A block of data:
__________

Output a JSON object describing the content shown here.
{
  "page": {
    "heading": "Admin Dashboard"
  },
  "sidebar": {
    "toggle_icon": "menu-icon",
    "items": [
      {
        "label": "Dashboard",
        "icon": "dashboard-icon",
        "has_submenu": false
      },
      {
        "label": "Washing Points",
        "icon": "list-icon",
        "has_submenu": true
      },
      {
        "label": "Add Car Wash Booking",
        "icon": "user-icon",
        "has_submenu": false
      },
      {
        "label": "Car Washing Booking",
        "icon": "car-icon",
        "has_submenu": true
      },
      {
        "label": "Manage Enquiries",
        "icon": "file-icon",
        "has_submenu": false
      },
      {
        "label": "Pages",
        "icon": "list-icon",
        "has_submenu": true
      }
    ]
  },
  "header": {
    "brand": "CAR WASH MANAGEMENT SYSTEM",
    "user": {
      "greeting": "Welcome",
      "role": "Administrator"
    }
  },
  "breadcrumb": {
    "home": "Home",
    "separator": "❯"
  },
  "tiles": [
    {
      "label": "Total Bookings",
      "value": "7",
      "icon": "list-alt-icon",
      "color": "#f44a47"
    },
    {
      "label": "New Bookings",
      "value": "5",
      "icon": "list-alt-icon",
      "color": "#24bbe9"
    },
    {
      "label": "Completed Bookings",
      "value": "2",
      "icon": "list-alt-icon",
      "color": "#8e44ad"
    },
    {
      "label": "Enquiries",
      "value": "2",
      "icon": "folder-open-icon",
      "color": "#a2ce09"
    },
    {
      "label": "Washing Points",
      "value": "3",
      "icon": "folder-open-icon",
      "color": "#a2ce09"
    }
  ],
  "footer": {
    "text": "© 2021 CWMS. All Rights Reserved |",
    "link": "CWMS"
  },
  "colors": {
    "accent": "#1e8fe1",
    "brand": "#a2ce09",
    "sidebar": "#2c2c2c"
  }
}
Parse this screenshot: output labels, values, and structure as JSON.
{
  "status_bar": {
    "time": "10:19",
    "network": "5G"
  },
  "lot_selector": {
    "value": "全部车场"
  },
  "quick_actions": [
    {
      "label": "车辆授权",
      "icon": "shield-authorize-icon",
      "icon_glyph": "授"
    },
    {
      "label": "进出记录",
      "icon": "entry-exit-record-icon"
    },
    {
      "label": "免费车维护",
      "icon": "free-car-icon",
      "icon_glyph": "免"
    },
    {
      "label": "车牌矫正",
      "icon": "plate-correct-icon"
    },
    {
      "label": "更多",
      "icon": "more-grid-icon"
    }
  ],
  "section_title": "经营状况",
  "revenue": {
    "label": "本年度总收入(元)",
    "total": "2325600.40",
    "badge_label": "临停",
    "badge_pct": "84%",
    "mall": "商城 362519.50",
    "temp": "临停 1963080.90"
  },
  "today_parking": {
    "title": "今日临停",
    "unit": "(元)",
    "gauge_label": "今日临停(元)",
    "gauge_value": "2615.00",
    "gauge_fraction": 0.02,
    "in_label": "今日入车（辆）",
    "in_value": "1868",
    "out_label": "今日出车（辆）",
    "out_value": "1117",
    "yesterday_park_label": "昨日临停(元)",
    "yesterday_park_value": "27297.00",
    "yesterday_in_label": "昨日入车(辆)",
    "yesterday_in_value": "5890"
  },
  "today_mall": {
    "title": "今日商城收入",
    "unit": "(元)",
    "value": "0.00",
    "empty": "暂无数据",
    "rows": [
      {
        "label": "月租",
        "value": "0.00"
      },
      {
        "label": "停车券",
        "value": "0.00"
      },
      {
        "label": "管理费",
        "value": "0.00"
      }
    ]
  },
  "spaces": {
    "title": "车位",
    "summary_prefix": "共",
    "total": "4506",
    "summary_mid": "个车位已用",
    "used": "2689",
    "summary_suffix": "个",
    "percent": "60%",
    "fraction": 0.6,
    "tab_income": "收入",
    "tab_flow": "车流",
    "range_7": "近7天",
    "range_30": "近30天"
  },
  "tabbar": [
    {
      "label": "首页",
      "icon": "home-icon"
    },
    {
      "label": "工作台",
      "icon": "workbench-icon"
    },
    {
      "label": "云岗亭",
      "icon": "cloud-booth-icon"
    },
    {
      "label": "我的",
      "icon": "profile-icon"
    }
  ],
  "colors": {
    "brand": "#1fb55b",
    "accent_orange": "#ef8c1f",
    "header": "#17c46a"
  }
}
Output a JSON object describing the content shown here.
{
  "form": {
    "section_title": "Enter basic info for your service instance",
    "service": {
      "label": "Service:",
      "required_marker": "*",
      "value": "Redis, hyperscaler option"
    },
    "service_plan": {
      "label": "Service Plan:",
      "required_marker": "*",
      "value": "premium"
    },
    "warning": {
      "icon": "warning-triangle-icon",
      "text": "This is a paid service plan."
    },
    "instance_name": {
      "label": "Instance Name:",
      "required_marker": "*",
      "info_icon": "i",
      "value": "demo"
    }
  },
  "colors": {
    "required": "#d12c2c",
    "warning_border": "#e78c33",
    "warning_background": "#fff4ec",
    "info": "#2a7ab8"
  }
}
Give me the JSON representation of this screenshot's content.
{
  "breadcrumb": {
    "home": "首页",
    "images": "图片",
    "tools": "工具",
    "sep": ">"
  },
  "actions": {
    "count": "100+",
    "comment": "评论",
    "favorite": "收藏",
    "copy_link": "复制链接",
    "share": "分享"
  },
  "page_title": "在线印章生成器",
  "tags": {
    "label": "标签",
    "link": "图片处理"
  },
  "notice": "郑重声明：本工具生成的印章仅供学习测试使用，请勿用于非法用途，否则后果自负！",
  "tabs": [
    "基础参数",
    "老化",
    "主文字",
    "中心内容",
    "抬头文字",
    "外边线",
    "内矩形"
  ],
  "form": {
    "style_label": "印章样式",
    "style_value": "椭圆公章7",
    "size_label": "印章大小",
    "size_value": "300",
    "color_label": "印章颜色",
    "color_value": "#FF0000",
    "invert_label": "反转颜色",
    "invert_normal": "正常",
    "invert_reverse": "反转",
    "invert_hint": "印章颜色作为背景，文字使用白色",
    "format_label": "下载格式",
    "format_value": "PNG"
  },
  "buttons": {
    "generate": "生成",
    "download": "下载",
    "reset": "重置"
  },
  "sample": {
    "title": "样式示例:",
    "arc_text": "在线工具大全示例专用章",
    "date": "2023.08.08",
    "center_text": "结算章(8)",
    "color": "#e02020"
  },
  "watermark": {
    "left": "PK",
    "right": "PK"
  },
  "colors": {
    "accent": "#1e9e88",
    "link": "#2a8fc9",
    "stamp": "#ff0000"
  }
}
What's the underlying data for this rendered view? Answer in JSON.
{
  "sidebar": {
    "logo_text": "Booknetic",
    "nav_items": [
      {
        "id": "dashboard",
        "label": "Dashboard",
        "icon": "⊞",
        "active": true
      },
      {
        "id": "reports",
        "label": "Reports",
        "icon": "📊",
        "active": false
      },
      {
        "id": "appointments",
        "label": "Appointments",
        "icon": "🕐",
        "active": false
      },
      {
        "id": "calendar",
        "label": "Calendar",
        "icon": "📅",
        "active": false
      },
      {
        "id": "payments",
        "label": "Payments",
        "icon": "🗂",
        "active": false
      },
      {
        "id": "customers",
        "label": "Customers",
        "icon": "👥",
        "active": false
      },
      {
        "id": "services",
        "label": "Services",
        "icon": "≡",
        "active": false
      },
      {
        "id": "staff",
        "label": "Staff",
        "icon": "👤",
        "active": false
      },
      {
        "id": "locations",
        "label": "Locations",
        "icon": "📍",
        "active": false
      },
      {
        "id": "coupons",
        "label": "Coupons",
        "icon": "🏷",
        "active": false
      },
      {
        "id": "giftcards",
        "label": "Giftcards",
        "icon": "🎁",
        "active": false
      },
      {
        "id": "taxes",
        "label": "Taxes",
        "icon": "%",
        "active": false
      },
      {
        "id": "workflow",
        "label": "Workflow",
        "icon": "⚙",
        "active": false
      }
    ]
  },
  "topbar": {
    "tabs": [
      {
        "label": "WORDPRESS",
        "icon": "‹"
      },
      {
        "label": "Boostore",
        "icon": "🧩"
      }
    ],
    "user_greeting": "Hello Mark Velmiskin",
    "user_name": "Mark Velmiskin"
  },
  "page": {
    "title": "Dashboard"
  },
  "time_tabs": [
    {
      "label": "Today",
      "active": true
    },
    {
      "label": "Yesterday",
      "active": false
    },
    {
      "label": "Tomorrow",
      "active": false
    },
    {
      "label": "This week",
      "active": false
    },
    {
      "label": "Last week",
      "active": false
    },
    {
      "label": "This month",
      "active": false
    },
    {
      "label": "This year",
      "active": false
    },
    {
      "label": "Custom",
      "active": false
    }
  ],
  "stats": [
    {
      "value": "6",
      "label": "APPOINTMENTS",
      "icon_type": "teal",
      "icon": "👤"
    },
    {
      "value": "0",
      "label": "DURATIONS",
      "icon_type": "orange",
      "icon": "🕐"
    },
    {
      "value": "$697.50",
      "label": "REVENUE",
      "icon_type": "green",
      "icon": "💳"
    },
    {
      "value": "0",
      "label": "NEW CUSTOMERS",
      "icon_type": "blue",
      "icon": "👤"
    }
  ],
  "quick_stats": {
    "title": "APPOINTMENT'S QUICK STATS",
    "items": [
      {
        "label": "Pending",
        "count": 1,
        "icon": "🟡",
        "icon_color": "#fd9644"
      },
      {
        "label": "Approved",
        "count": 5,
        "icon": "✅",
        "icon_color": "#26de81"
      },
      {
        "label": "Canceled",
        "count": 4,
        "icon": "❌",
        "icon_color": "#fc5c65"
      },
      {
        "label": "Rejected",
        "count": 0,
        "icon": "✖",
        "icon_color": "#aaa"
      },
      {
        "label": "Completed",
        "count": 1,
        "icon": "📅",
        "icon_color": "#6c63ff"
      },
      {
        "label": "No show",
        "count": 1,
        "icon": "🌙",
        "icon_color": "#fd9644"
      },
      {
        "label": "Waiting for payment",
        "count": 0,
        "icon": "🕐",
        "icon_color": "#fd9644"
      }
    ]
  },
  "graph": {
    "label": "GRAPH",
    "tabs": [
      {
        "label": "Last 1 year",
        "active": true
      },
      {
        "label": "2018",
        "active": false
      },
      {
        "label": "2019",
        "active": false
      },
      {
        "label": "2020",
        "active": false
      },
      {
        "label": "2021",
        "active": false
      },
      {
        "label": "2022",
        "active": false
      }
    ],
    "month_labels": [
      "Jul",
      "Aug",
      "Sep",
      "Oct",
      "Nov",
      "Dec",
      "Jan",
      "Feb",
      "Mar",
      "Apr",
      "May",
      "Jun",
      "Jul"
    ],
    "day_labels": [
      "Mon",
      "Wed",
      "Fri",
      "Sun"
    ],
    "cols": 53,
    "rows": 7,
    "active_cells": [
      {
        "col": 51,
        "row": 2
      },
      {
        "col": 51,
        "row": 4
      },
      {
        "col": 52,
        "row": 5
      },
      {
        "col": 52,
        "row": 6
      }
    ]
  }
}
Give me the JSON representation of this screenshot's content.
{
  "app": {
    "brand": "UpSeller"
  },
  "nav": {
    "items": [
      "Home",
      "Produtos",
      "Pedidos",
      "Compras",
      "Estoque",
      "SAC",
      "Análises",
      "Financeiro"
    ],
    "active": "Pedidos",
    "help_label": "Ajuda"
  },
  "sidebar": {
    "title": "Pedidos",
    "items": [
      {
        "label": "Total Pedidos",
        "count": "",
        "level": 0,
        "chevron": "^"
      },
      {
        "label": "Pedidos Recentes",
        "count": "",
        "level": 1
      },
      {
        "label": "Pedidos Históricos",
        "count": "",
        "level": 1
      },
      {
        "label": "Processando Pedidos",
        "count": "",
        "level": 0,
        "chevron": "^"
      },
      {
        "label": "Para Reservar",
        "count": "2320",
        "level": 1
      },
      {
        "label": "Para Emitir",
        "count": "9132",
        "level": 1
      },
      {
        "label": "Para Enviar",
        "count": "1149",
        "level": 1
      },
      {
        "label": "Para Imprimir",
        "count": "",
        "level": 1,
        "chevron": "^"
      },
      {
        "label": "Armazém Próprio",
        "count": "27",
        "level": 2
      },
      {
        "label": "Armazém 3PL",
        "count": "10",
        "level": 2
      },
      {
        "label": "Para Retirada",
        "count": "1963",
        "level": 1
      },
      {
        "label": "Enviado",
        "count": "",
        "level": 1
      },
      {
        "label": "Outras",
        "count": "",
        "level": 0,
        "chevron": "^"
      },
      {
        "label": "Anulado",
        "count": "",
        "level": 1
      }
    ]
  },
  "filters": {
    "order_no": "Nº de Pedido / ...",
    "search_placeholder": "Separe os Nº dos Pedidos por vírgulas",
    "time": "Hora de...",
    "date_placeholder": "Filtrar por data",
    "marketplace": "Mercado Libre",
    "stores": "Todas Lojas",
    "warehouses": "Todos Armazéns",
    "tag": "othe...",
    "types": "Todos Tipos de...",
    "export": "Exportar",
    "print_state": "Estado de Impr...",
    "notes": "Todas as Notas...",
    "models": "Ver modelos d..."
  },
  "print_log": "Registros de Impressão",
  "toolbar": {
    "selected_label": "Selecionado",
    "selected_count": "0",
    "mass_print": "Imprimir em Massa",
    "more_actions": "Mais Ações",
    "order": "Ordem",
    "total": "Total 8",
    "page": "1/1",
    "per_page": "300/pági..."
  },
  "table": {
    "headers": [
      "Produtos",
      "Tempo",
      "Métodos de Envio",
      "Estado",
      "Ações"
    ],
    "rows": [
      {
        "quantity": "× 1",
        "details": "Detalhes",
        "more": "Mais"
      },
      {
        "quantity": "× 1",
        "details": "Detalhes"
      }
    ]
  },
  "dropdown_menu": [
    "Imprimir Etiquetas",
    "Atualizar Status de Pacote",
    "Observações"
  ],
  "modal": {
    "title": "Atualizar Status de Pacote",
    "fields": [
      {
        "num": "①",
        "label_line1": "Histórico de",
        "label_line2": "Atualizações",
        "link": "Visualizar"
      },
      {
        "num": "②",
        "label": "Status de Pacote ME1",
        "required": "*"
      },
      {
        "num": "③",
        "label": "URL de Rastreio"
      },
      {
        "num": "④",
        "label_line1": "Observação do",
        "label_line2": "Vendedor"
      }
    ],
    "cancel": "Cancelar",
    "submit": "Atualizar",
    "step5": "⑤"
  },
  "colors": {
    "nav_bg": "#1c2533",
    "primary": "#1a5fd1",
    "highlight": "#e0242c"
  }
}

__________

DO THIS:
Copy each line of the records above that carries the word "Bookings".

RESPONSE TO THIS TASK:
      "label": "Total Bookings",
      "label": "New Bookings",
      "label": "Completed Bookings",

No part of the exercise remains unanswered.